• _Task requirements_
All entries are to be given again verbatim.
----
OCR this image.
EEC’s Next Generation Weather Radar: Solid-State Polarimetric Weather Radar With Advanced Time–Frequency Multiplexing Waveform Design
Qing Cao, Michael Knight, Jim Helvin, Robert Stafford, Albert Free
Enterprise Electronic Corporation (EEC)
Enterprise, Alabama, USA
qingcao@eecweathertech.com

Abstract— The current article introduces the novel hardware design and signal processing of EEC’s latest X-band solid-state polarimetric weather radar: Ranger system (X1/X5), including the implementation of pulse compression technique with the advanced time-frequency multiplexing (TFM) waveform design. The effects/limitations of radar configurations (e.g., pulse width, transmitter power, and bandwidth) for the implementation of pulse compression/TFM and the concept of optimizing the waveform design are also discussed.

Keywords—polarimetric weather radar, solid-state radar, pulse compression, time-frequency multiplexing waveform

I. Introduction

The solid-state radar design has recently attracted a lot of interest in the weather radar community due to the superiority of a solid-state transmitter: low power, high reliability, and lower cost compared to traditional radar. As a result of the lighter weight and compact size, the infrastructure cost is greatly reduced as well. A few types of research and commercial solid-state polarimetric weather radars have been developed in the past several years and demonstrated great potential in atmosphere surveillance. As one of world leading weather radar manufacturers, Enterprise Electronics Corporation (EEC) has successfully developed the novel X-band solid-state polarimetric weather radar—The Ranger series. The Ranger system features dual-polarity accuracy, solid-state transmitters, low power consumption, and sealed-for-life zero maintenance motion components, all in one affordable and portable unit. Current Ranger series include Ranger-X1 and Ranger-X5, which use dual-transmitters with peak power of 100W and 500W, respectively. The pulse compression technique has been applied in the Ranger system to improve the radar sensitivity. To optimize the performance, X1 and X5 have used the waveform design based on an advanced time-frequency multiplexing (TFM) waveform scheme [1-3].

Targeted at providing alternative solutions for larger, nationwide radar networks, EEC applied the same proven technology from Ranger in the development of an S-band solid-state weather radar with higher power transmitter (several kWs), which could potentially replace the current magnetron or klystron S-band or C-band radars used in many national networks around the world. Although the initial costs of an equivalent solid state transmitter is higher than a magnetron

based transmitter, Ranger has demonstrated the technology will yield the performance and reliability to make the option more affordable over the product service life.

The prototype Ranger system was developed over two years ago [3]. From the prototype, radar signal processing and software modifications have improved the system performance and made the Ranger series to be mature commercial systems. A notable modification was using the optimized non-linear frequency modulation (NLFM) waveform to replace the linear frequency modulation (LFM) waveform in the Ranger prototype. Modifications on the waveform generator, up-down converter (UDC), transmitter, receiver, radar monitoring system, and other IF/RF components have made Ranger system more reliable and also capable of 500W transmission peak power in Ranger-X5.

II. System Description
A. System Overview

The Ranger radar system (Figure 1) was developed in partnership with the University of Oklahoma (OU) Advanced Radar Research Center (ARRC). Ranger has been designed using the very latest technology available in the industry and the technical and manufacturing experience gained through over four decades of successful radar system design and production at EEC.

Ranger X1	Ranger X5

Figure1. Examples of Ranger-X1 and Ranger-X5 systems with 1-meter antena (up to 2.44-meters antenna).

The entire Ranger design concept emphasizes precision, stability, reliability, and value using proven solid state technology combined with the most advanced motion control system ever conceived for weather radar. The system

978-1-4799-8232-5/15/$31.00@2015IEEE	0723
----
• _Finished exercise_
OCR this image.
EEC’s Next Generation Weather Radar: Solid-State Polarimetric Weather Radar With Advanced Time–Frequency Multiplexing Waveform Design
Qing Cao, Michael Knight, Jim Helvin, Robert Stafford, Albert Free
Enterprise Electronic Corporation (EEC)
Enterprise, Alabama, USA
qingcao@eecweathertech.com

Abstract— The current article introduces the novel hardware design and signal processing of EEC’s latest X-band solid-state polarimetric weather radar: Ranger system (X1/X5), including the implementation of pulse compression technique with the advanced time-frequency multiplexing (TFM) waveform design. The effects/limitations of radar configurations (e.g., pulse width, transmitter power, and bandwidth) for the implementation of pulse compression/TFM and the concept of optimizing the waveform design are also discussed.

Keywords—polarimetric weather radar, solid-state radar, pulse compression, time-frequency multiplexing waveform

I. Introduction

The solid-state radar design has recently attracted a lot of interest in the weather radar community due to the superiority of a solid-state transmitter: low power, high reliability, and lower cost compared to traditional radar. As a result of the lighter weight and compact size, the infrastructure cost is greatly reduced as well. A few types of research and commercial solid-state polarimetric weather radars have been developed in the past several years and demonstrated great potential in atmosphere surveillance. As one of world leading weather radar manufacturers, Enterprise Electronics Corporation (EEC) has successfully developed the novel X-band solid-state polarimetric weather radar—The Ranger series. The Ranger system features dual-polarity accuracy, solid-state transmitters, low power consumption, and sealed-for-life zero maintenance motion components, all in one affordable and portable unit. Current Ranger series include Ranger-X1 and Ranger-X5, which use dual-transmitters with peak power of 100W and 500W, respectively. The pulse compression technique has been applied in the Ranger system to improve the radar sensitivity. To optimize the performance, X1 and X5 have used the waveform design based on an advanced time-frequency multiplexing (TFM) waveform scheme [1-3].

Targeted at providing alternative solutions for larger, nationwide radar networks, EEC applied the same proven technology from Ranger in the development of an S-band solid-state weather radar with higher power transmitter (several kWs), which could potentially replace the current magnetron or klystron S-band or C-band radars used in many national networks around the world. Although the initial costs of an equivalent solid state transmitter is higher than a magnetron

based transmitter, Ranger has demonstrated the technology will yield the performance and reliability to make the option more affordable over the product service life.

The prototype Ranger system was developed over two years ago [3]. From the prototype, radar signal processing and software modifications have improved the system performance and made the Ranger series to be mature commercial systems. A notable modification was using the optimized non-linear frequency modulation (NLFM) waveform to replace the linear frequency modulation (LFM) waveform in the Ranger prototype. Modifications on the waveform generator, up-down converter (UDC), transmitter, receiver, radar monitoring system, and other IF/RF components have made Ranger system more reliable and also capable of 500W transmission peak power in Ranger-X5.

II. System Description
A. System Overview

The Ranger radar system (Figure 1) was developed in partnership with the University of Oklahoma (OU) Advanced Radar Research Center (ARRC). Ranger has been designed using the very latest technology available in the industry and the technical and manufacturing experience gained through over four decades of successful radar system design and production at EEC.

Ranger X1	Ranger X5

Figure1. Examples of Ranger-X1 and Ranger-X5 systems with 1-meter antena (up to 2.44-meters antenna).

The entire Ranger design concept emphasizes precision, stability, reliability, and value using proven solid state technology combined with the most advanced motion control system ever conceived for weather radar. The system

978-1-4799-8232-5/15/$31.00@2015IEEE	0723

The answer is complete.